Task inputs ▸
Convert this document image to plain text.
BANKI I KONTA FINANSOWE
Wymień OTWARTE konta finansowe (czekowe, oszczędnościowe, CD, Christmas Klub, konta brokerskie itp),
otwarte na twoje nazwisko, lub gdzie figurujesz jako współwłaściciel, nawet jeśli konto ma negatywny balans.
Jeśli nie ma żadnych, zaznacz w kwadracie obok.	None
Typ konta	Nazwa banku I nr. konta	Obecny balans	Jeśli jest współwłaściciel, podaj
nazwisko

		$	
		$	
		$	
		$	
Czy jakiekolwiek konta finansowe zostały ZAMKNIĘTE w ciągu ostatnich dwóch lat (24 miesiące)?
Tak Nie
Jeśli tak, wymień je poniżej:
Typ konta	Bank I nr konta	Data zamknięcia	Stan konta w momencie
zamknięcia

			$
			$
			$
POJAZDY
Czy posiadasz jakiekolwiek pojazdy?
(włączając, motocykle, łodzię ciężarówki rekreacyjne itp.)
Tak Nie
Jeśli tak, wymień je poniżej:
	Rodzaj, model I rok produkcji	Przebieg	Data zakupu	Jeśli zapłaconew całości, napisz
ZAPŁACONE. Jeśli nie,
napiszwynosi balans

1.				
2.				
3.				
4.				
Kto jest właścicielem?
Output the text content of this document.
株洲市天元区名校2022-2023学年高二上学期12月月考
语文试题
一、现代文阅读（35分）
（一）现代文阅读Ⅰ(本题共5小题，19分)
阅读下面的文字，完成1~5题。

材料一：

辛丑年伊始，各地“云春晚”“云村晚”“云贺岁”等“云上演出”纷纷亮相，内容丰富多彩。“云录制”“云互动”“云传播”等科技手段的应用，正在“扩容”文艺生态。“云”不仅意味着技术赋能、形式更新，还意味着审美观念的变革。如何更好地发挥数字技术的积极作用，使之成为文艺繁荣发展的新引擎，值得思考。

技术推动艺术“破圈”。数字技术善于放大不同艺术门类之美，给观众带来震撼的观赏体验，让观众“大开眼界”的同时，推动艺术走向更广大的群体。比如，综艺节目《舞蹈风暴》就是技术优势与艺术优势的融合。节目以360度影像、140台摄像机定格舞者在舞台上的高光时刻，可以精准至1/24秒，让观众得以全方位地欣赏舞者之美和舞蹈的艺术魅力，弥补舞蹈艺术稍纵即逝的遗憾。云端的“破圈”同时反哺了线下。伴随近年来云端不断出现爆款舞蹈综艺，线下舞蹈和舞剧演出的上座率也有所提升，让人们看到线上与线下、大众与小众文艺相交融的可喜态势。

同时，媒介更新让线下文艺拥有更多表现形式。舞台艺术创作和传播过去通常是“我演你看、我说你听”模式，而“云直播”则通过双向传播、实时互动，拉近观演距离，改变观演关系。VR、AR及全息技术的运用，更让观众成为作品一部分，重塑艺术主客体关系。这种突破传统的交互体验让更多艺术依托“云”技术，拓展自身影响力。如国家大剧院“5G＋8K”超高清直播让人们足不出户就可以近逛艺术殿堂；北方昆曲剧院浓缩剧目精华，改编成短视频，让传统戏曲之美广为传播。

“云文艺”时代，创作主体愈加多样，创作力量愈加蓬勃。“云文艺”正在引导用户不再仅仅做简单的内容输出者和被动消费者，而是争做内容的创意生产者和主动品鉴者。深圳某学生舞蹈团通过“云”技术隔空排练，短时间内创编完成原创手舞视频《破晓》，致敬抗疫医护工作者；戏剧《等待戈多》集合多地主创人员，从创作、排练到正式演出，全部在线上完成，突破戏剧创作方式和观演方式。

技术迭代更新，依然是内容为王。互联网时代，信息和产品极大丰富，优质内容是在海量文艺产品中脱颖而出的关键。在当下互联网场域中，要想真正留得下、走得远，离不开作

Prompt ▸
Copy out the lines from the line containing "Output the text content of this document." to the end of the listing above, without alteration.

Output ▸
Output the text content of this document.
株洲市天元区名校2022-2023学年高二上学期12月月考
语文试题
一、现代文阅读（35分）
（一）现代文阅读Ⅰ(本题共5小题，19分)
阅读下面的文字，完成1~5题。

材料一：

辛丑年伊始，各地“云春晚”“云村晚”“云贺岁”等“云上演出”纷纷亮相，内容丰富多彩。“云录制”“云互动”“云传播”等科技手段的应用，正在“扩容”文艺生态。“云”不仅意味着技术赋能、形式更新，还意味着审美观念的变革。如何更好地发挥数字技术的积极作用，使之成为文艺繁荣发展的新引擎，值得思考。

技术推动艺术“破圈”。数字技术善于放大不同艺术门类之美，给观众带来震撼的观赏体验，让观众“大开眼界”的同时，推动艺术走向更广大的群体。比如，综艺节目《舞蹈风暴》就是技术优势与艺术优势的融合。节目以360度影像、140台摄像机定格舞者在舞台上的高光时刻，可以精准至1/24秒，让观众得以全方位地欣赏舞者之美和舞蹈的艺术魅力，弥补舞蹈艺术稍纵即逝的遗憾。云端的“破圈”同时反哺了线下。伴随近年来云端不断出现爆款舞蹈综艺，线下舞蹈和舞剧演出的上座率也有所提升，让人们看到线上与线下、大众与小众文艺相交融的可喜态势。

同时，媒介更新让线下文艺拥有更多表现形式。舞台艺术创作和传播过去通常是“我演你看、我说你听”模式，而“云直播”则通过双向传播、实时互动，拉近观演距离，改变观演关系。VR、AR及全息技术的运用，更让观众成为作品一部分，重塑艺术主客体关系。这种突破传统的交互体验让更多艺术依托“云”技术，拓展自身影响力。如国家大剧院“5G＋8K”超高清直播让人们足不出户就可以近逛艺术殿堂；北方昆曲剧院浓缩剧目精华，改编成短视频，让传统戏曲之美广为传播。

“云文艺”时代，创作主体愈加多样，创作力量愈加蓬勃。“云文艺”正在引导用户不再仅仅做简单的内容输出者和被动消费者，而是争做内容的创意生产者和主动品鉴者。深圳某学生舞蹈团通过“云”技术隔空排练，短时间内创编完成原创手舞视频《破晓》，致敬抗疫医护工作者；戏剧《等待戈多》集合多地主创人员，从创作、排练到正式演出，全部在线上完成，突破戏剧创作方式和观演方式。

技术迭代更新，依然是内容为王。互联网时代，信息和产品极大丰富，优质内容是在海量文艺产品中脱颖而出的关键。在当下互联网场域中，要想真正留得下、走得远，离不开作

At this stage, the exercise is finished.